**Task to complete:** For the data below, work out how many lines contain the word "weekday" and supply only that number.

>>>

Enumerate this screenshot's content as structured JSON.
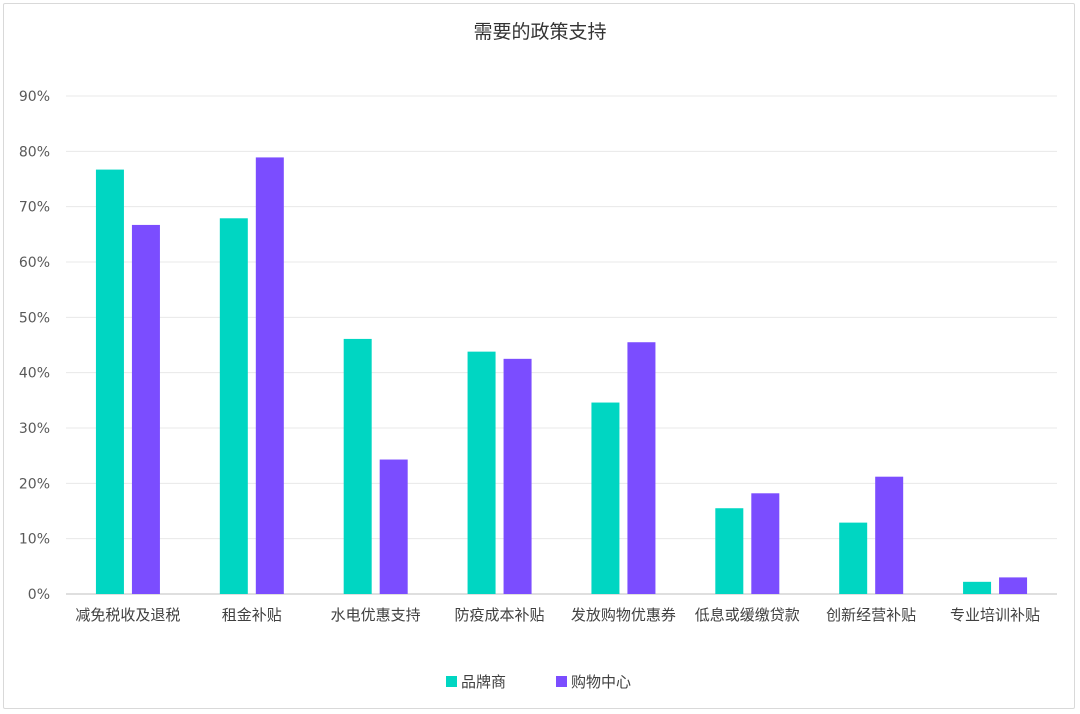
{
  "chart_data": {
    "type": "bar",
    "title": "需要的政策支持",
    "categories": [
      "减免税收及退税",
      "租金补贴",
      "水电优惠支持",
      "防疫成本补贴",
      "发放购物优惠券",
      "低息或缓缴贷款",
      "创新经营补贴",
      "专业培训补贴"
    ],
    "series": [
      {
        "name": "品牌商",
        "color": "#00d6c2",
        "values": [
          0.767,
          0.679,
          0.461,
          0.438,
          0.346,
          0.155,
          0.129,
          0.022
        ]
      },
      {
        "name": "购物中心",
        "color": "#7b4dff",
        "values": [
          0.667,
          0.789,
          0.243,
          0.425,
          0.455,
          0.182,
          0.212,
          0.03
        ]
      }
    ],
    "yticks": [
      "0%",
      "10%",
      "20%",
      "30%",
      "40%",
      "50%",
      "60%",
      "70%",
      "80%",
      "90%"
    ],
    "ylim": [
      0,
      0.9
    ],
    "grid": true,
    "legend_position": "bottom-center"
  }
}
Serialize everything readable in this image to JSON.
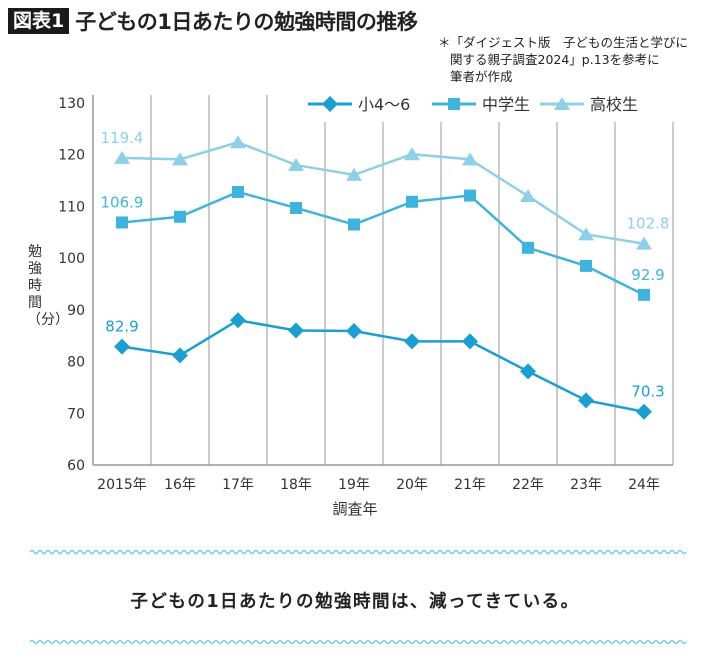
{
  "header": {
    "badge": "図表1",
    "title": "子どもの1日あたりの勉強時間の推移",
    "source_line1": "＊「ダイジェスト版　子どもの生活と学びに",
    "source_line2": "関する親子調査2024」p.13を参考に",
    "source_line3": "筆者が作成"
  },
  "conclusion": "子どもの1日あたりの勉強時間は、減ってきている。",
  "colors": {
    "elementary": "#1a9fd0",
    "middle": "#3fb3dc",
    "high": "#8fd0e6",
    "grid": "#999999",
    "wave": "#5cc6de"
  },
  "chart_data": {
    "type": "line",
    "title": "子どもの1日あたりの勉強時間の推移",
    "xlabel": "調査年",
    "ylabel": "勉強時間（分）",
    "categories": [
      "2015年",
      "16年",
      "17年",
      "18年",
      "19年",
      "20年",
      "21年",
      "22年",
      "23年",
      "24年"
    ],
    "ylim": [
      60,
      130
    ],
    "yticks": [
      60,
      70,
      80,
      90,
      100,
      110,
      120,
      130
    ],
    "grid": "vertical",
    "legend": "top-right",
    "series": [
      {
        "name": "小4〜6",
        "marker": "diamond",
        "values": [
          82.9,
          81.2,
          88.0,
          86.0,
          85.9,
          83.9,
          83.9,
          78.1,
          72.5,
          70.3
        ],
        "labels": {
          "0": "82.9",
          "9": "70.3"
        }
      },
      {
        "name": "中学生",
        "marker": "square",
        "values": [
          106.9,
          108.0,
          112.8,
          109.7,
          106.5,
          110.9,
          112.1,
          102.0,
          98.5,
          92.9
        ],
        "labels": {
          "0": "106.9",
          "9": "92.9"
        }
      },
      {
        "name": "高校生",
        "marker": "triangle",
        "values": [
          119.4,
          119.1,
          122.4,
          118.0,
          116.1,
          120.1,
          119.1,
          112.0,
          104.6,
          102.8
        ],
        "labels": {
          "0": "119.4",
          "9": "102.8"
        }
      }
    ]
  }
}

<<<
>>>

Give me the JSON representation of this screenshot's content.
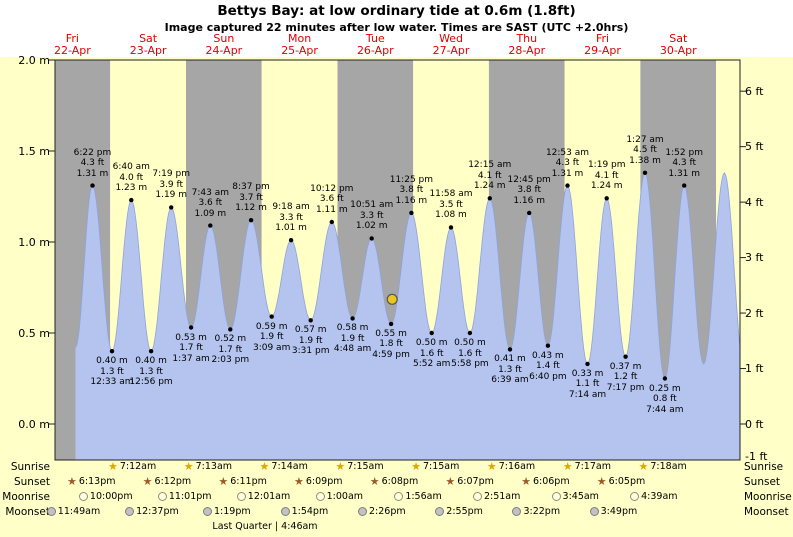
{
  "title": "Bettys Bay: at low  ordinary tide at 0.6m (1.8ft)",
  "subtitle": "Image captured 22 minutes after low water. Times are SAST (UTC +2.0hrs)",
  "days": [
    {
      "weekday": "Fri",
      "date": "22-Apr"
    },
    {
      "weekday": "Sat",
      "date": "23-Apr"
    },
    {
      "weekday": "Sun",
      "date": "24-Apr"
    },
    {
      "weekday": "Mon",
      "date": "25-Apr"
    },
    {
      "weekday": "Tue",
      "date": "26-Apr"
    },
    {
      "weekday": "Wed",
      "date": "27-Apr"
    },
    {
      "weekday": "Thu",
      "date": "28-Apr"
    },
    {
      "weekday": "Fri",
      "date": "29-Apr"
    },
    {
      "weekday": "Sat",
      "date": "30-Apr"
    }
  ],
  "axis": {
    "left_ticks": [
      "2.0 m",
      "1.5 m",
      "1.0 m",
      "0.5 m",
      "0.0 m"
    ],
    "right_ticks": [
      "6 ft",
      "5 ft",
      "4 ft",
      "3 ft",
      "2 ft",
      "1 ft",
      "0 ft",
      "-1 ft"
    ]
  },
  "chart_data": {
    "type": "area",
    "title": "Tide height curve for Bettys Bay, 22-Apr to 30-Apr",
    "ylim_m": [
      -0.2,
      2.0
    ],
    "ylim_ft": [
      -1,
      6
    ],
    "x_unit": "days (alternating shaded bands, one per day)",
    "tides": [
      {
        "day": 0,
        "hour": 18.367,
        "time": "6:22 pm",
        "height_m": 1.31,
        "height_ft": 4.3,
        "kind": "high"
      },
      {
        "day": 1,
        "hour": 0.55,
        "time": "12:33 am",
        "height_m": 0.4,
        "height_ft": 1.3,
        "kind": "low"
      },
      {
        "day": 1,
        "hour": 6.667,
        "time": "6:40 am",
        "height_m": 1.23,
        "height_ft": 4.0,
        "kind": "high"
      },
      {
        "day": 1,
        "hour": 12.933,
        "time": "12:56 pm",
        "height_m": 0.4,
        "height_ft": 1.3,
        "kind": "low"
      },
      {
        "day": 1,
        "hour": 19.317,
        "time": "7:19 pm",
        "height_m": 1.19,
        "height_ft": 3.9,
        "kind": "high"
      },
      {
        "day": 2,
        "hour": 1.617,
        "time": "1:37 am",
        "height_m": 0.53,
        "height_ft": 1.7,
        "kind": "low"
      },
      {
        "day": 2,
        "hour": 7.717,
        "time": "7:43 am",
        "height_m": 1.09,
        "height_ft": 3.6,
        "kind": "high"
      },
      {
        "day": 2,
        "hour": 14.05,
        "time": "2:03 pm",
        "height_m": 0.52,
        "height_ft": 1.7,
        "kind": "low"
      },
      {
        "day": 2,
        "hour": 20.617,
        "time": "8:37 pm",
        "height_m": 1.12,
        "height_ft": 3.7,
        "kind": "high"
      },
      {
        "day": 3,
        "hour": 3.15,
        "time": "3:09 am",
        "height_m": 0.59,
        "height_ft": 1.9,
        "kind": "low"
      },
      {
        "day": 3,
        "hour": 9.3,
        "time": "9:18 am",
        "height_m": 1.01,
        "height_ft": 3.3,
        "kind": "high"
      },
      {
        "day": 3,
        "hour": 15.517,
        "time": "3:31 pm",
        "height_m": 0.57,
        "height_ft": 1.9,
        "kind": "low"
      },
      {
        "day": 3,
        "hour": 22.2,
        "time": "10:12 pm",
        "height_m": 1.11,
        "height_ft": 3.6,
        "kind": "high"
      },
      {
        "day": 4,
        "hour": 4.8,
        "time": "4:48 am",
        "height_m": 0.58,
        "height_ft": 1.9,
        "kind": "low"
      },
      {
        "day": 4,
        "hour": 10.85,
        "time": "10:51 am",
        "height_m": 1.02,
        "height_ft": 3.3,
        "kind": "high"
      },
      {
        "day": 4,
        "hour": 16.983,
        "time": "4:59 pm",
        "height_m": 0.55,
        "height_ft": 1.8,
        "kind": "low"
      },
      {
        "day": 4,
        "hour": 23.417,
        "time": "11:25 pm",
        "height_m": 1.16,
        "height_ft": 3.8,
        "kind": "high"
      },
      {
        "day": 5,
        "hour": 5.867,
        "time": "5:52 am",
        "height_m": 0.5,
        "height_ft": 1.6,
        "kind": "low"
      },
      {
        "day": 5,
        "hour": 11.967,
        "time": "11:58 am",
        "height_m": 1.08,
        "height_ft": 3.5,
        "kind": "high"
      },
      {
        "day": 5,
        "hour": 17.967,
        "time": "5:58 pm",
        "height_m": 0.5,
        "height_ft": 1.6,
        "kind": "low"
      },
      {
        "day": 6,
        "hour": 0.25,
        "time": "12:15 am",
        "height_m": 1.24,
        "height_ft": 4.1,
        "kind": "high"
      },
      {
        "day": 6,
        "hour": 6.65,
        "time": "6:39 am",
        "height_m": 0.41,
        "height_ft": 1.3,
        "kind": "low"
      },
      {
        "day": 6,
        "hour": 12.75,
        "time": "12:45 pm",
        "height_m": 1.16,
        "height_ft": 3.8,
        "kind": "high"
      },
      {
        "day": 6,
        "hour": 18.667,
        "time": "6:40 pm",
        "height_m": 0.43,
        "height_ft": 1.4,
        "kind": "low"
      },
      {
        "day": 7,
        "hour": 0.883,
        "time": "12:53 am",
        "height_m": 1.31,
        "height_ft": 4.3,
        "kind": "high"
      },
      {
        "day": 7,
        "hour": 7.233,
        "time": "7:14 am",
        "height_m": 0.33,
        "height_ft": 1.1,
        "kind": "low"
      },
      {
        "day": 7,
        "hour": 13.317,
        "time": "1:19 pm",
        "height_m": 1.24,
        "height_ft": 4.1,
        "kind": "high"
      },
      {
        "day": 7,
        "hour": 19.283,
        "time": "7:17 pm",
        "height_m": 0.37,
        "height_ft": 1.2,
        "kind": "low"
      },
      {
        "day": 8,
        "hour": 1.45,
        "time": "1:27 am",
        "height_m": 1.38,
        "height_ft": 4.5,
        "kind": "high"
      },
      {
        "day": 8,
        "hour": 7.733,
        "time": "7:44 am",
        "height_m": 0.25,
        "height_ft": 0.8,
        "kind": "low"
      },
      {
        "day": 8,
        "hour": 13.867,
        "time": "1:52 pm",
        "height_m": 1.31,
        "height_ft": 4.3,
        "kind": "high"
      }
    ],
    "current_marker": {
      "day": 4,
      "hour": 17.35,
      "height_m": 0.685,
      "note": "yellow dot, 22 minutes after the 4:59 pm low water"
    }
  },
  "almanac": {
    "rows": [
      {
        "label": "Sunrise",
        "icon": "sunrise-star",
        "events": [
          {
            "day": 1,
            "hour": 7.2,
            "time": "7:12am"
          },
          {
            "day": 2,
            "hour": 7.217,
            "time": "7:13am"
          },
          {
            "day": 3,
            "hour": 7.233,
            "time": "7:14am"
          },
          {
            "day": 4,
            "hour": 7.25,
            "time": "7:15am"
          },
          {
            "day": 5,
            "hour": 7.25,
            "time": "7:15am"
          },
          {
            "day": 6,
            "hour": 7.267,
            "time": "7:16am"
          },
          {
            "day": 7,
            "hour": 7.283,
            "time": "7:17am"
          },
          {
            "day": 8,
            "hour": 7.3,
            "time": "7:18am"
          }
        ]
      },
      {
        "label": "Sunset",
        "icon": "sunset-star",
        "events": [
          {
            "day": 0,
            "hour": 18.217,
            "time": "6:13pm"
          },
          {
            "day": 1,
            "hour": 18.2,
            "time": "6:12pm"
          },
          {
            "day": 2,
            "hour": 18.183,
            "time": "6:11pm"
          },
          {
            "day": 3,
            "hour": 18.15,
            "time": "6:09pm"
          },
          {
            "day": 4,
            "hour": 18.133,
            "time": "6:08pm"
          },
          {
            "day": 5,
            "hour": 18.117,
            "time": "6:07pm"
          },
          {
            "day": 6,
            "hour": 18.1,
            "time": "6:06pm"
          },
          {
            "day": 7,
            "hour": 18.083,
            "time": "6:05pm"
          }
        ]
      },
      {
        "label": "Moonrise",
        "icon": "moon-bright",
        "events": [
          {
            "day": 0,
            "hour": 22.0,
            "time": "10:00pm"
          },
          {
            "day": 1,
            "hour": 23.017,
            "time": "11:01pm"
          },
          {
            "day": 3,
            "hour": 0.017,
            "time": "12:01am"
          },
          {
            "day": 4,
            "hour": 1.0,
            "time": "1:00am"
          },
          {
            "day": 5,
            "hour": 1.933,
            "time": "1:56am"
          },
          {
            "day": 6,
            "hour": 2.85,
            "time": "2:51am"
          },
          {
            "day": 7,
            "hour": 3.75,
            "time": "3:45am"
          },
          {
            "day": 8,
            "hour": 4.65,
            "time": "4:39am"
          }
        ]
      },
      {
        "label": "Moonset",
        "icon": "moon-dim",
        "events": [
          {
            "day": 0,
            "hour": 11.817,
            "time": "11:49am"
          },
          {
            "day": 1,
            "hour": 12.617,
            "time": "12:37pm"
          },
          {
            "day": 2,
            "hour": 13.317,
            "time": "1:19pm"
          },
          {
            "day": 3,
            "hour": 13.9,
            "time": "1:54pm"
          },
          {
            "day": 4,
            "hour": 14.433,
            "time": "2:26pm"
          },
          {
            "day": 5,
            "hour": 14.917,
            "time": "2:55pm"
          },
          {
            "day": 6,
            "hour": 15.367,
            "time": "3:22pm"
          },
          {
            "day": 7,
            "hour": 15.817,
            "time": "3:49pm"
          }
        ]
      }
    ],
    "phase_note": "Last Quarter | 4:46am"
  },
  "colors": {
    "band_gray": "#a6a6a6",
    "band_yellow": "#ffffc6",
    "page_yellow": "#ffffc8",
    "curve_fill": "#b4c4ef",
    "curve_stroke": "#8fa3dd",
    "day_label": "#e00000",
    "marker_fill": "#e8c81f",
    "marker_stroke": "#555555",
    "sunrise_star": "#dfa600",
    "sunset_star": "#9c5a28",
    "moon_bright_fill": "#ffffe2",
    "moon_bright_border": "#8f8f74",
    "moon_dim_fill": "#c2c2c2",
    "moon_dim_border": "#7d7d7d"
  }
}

<<<

**Exercise output:** 9